DATASET CONTENT:
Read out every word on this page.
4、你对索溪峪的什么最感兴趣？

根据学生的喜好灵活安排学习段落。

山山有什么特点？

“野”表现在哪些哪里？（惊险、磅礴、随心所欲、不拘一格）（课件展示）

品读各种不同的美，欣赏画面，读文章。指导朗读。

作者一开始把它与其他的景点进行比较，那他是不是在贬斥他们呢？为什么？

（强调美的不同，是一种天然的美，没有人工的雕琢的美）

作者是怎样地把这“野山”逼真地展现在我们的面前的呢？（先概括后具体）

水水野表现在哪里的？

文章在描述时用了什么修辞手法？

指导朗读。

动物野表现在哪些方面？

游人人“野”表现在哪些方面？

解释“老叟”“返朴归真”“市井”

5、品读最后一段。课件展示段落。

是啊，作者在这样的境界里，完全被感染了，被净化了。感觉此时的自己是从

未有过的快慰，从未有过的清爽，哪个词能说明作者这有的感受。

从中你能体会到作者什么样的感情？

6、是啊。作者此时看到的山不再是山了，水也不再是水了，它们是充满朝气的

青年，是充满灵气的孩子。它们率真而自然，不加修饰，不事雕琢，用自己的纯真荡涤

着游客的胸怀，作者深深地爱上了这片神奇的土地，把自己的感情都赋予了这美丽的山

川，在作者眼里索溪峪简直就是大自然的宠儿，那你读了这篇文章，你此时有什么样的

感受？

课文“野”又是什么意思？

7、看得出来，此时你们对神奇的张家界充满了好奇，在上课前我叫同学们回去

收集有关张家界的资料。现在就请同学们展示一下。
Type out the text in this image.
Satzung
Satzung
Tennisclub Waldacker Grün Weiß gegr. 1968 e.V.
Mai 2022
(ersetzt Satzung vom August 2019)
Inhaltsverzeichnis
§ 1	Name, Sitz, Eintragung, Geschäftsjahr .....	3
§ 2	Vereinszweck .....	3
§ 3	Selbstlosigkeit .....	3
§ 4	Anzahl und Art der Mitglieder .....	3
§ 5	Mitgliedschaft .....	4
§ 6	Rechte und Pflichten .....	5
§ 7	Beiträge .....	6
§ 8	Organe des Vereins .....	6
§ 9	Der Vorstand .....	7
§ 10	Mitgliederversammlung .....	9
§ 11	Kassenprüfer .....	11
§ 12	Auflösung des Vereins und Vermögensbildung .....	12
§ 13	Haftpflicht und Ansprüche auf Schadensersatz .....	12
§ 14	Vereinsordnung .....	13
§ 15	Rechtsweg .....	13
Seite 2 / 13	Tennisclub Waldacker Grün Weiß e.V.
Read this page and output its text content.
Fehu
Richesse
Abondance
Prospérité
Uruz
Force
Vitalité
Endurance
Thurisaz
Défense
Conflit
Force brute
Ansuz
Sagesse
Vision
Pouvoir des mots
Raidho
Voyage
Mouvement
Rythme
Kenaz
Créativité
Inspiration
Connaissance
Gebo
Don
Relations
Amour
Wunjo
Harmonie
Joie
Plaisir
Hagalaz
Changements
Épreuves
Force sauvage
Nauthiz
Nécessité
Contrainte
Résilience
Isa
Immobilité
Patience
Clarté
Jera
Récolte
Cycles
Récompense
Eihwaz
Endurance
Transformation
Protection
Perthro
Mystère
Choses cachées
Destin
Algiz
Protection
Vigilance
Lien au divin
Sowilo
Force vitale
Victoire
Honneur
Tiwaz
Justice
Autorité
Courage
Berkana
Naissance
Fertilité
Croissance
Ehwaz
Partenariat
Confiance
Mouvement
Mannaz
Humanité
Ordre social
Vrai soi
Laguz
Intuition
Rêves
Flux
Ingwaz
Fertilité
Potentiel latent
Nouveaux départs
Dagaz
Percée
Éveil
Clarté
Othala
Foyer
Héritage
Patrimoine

GOAL OF THE EXERCISE:
Every line above should be retyped exactly as given.

EXERCISE RESPONSE:
Read out every word on this page.
4、你对索溪峪的什么最感兴趣？

根据学生的喜好灵活安排学习段落。

山山有什么特点？

“野”表现在哪些哪里？（惊险、磅礴、随心所欲、不拘一格）（课件展示）

品读各种不同的美，欣赏画面，读文章。指导朗读。

作者一开始把它与其他的景点进行比较，那他是不是在贬斥他们呢？为什么？

（强调美的不同，是一种天然的美，没有人工的雕琢的美）

作者是怎样地把这“野山”逼真地展现在我们的面前的呢？（先概括后具体）

水水野表现在哪里的？

文章在描述时用了什么修辞手法？

指导朗读。

动物野表现在哪些方面？

游人人“野”表现在哪些方面？

解释“老叟”“返朴归真”“市井”

5、品读最后一段。课件展示段落。

是啊，作者在这样的境界里，完全被感染了，被净化了。感觉此时的自己是从

未有过的快慰，从未有过的清爽，哪个词能说明作者这有的感受。

从中你能体会到作者什么样的感情？

6、是啊。作者此时看到的山不再是山了，水也不再是水了，它们是充满朝气的

青年，是充满灵气的孩子。它们率真而自然，不加修饰，不事雕琢，用自己的纯真荡涤

着游客的胸怀，作者深深地爱上了这片神奇的土地，把自己的感情都赋予了这美丽的山

川，在作者眼里索溪峪简直就是大自然的宠儿，那你读了这篇文章，你此时有什么样的

感受？

课文“野”又是什么意思？

7、看得出来，此时你们对神奇的张家界充满了好奇，在上课前我叫同学们回去

收集有关张家界的资料。现在就请同学们展示一下。
Type out the text in this image.
Satzung
Satzung
Tennisclub Waldacker Grün Weiß gegr. 1968 e.V.
Mai 2022
(ersetzt Satzung vom August 2019)
Inhaltsverzeichnis
§ 1	Name, Sitz, Eintragung, Geschäftsjahr .....	3
§ 2	Vereinszweck .....	3
§ 3	Selbstlosigkeit .....	3
§ 4	Anzahl und Art der Mitglieder .....	3
§ 5	Mitgliedschaft .....	4
§ 6	Rechte und Pflichten .....	5
§ 7	Beiträge .....	6
§ 8	Organe des Vereins .....	6
§ 9	Der Vorstand .....	7
§ 10	Mitgliederversammlung .....	9
§ 11	Kassenprüfer .....	11
§ 12	Auflösung des Vereins und Vermögensbildung .....	12
§ 13	Haftpflicht und Ansprüche auf Schadensersatz .....	12
§ 14	Vereinsordnung .....	13
§ 15	Rechtsweg .....	13
Seite 2 / 13	Tennisclub Waldacker Grün Weiß e.V.
Read this page and output its text content.
Fehu
Richesse
Abondance
Prospérité
Uruz
Force
Vitalité
Endurance
Thurisaz
Défense
Conflit
Force brute
Ansuz
Sagesse
Vision
Pouvoir des mots
Raidho
Voyage
Mouvement
Rythme
Kenaz
Créativité
Inspiration
Connaissance
Gebo
Don
Relations
Amour
Wunjo
Harmonie
Joie
Plaisir
Hagalaz
Changements
Épreuves
Force sauvage
Nauthiz
Nécessité
Contrainte
Résilience
Isa
Immobilité
Patience
Clarté
Jera
Récolte
Cycles
Récompense
Eihwaz
Endurance
Transformation
Protection
Perthro
Mystère
Choses cachées
Destin
Algiz
Protection
Vigilance
Lien au divin
Sowilo
Force vitale
Victoire
Honneur
Tiwaz
Justice
Autorité
Courage
Berkana
Naissance
Fertilité
Croissance
Ehwaz
Partenariat
Confiance
Mouvement
Mannaz
Humanité
Ordre social
Vrai soi
Laguz
Intuition
Rêves
Flux
Ingwaz
Fertilité
Potentiel latent
Nouveaux départs
Dagaz
Percée
Éveil
Clarté
Othala
Foyer
Héritage
Patrimoine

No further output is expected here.